Excerpt to read:
+++

Spotlight on ProjectLIT: Part 2

logoToday I am excited to continue the conversation with ProjectLIT Chapters Leaders Kimiko, Ashleigh, Lindsey, Mary, Jessica, and Erika.  Yesterday, they shared how they run a ProjectLIT Book Club. And today (Part 2 ) is all about student leadership, community involvement, and that BIG question – how to get the books! Part 3 will look at future plans, favorite books, and advice to new ProjectLIT chapter leaders. 

If you want to know more about ProjectLIT – follow them on Twitter @ProjectLITComm and if you are ready to apply to become a chapter leader, the form is right here!

~ Corrina

One of the things that I love about ProjectLIT is that it empowers students to take leadership roles. How did students contribute to the planning and running of your ProjectLIT Book Club?

Kimiko: Students contribute to the planning and running of our ProjectLIT Book Club by creating the questions for the meetings.

Ashleigh: Although it didn’t happen from the jump, I was so impressed with how my kids stepped up to the plate more and more every time. Our LIT Leaders did the following things:

– Worked collaboratively on Google Docs to create our Discussion Questions.

+++

Record list:

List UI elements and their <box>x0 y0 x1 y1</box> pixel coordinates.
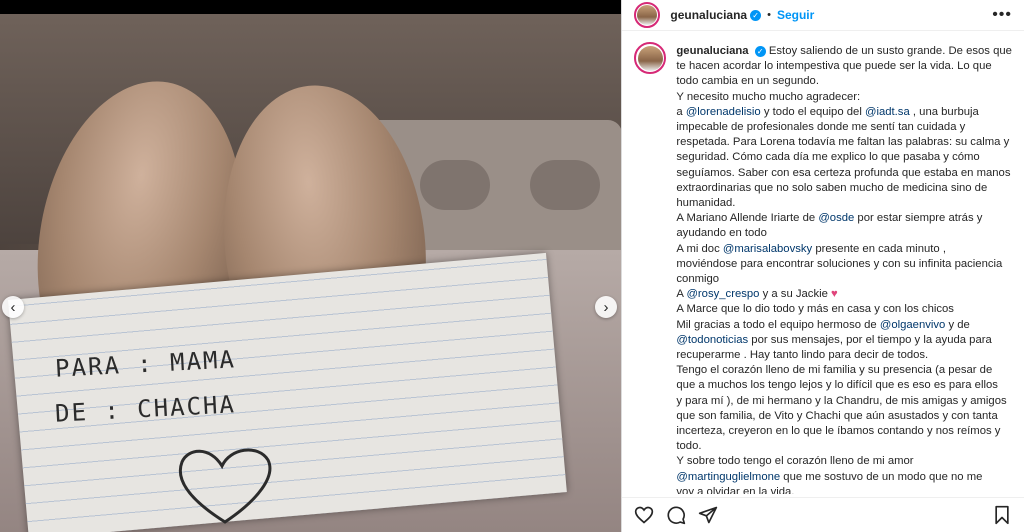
caption-line: todo. <box>676 440 702 453</box>
post-sidebar: geunaluciana ✓ • Seguir ••• geunaluciana… <box>621 0 1024 532</box>
caption-line: humanidad. <box>676 197 736 210</box>
post-image[interactable]: PARA : MAMA DE : CHACHA ‹ › <box>0 0 622 532</box>
caption-line: presente en cada minuto , <box>812 242 946 255</box>
caption-line: Tengo el corazón lleno de mi familia y s… <box>676 364 993 377</box>
prev-image-button[interactable]: ‹ <box>2 296 24 318</box>
caption-line: a <box>676 105 686 118</box>
caption-line: seguridad. Cómo cada día me explico lo q… <box>676 151 980 164</box>
caption-avatar[interactable] <box>634 42 667 74</box>
caption-line: A Marce que lo dio todo y más en casa y … <box>676 303 954 316</box>
caption-line: y todo el equipo del <box>760 105 865 118</box>
caption-line: Mil gracias a todo el equipo hermoso de <box>676 318 880 331</box>
follow-button[interactable]: Seguir <box>777 8 814 22</box>
verified-badge-icon: ✓ <box>750 9 762 21</box>
comments-area[interactable]: geunaluciana ✓ Estoy saliendo de un sust… <box>622 42 1024 494</box>
caption-line: ayudando en todo <box>676 227 767 240</box>
caption-line: que me sostuvo de un modo que no me <box>780 470 983 483</box>
mention-link[interactable]: @todonoticias <box>676 334 748 346</box>
caption-line: respetada. Para Lorena todavía me faltan… <box>676 136 1010 149</box>
hand-drawn-heart <box>178 448 272 524</box>
caption-line: A <box>676 288 687 301</box>
caption-username[interactable]: geunaluciana <box>676 45 748 57</box>
caption-line: , una burbuja <box>909 105 979 118</box>
mention-link[interactable]: @marisalabovsky <box>723 243 812 255</box>
caption-line: todo cambia en un segundo. <box>676 75 819 88</box>
caption-line: recuperarme . Hay tanto lindo para decir… <box>676 349 929 362</box>
header-username[interactable]: geunaluciana <box>670 8 747 22</box>
mention-link[interactable]: @lorenadelisio <box>686 106 761 118</box>
caption-line: A Mariano Allende Iriarte de <box>676 212 819 225</box>
caption-line: seguíamos. Saber con esa certeza profund… <box>676 166 1011 179</box>
caption-line: te hacen acordar lo intempestiva que pue… <box>676 60 992 73</box>
mention-link[interactable]: @olgaenvivo <box>880 319 945 331</box>
photo-note-paper <box>8 252 567 532</box>
mention-link[interactable]: @martinguglielmone <box>676 471 780 483</box>
mention-link[interactable]: @osde <box>818 212 854 224</box>
heart-icon[interactable] <box>634 505 654 525</box>
instagram-post-view: PARA : MAMA DE : CHACHA ‹ › geunaluciana… <box>0 0 1024 532</box>
caption-line: por sus mensajes, por el tiempo y la ayu… <box>748 333 992 346</box>
caption-line: que son familia, de Vito y Chachi que aú… <box>676 409 998 422</box>
verified-badge-icon: ✓ <box>754 45 766 57</box>
caption-line: Y sobre todo tengo el corazón lleno de m… <box>676 455 914 468</box>
top-bar <box>0 0 622 14</box>
caption-line: y para mí ), de mi hermano y la Chandru,… <box>676 394 1007 407</box>
caption-line: que a muchos los tengo lejos y lo difíci… <box>676 379 998 392</box>
pink-heart-icon: ♥ <box>831 288 838 301</box>
next-image-button[interactable]: › <box>595 296 617 318</box>
caption-line: por estar siempre atrás y <box>854 212 983 225</box>
caption-line: incerteza, creyeron en lo que le íbamos … <box>676 425 1001 438</box>
caption-line: voy a olvidar en la vida. <box>676 485 795 494</box>
caption-line: Y necesito mucho mucho agradecer: <box>676 90 861 103</box>
comment-icon[interactable] <box>666 505 686 525</box>
caption-text: geunaluciana ✓ Estoy saliendo de un sust… <box>676 42 1012 494</box>
caption-block: geunaluciana ✓ Estoy saliendo de un sust… <box>634 42 1012 494</box>
mention-link[interactable]: @rosy_crespo <box>686 288 759 300</box>
action-bar <box>622 497 1024 532</box>
bookmark-icon[interactable] <box>992 505 1012 525</box>
caption-line: Estoy saliendo de un susto grande. De es… <box>768 45 1012 57</box>
caption-line: A mi doc <box>676 242 723 255</box>
avatar[interactable] <box>634 2 661 28</box>
post-header: geunaluciana ✓ • Seguir ••• <box>622 0 1024 31</box>
caption-line: moviéndose para encontrar soluciones y c… <box>676 257 1003 270</box>
separator-dot: • <box>767 9 771 21</box>
caption-line: impecable de profesionales donde me sent… <box>676 121 966 134</box>
caption-line: y de <box>945 318 970 331</box>
avatar-photo <box>637 5 658 25</box>
photo-frame-hole <box>420 160 490 210</box>
caption-line: conmigo <box>676 273 720 286</box>
more-options-icon[interactable]: ••• <box>992 6 1012 24</box>
mention-link[interactable]: @iadt.sa <box>865 106 910 118</box>
caption-line: y a su Jackie <box>759 288 832 301</box>
caption-line: extraordinarias que no solo saben mucho … <box>676 181 988 194</box>
share-icon[interactable] <box>698 505 718 525</box>
photo-frame-hole <box>530 160 600 210</box>
avatar-photo <box>637 45 663 71</box>
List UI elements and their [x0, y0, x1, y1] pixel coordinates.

+++

Task set:
1. Reproduce the passage from the ProjectLIT interview word for word, beginning at the words "Ashleigh: Although it" and stopping after "our Discussion Questions.".
2. In the ProjectLIT interview, what does Kimiko say students do to help plan and run the book club?

Answers for this exercise:
1.
Ashleigh: Although it didn’t happen from the jump, I was so impressed with how my kids stepped up to the plate more and more every time. Our LIT Leaders did the following things:

– Worked collaboratively on Google Docs to create our Discussion Questions.

2. They create the questions for the meetings.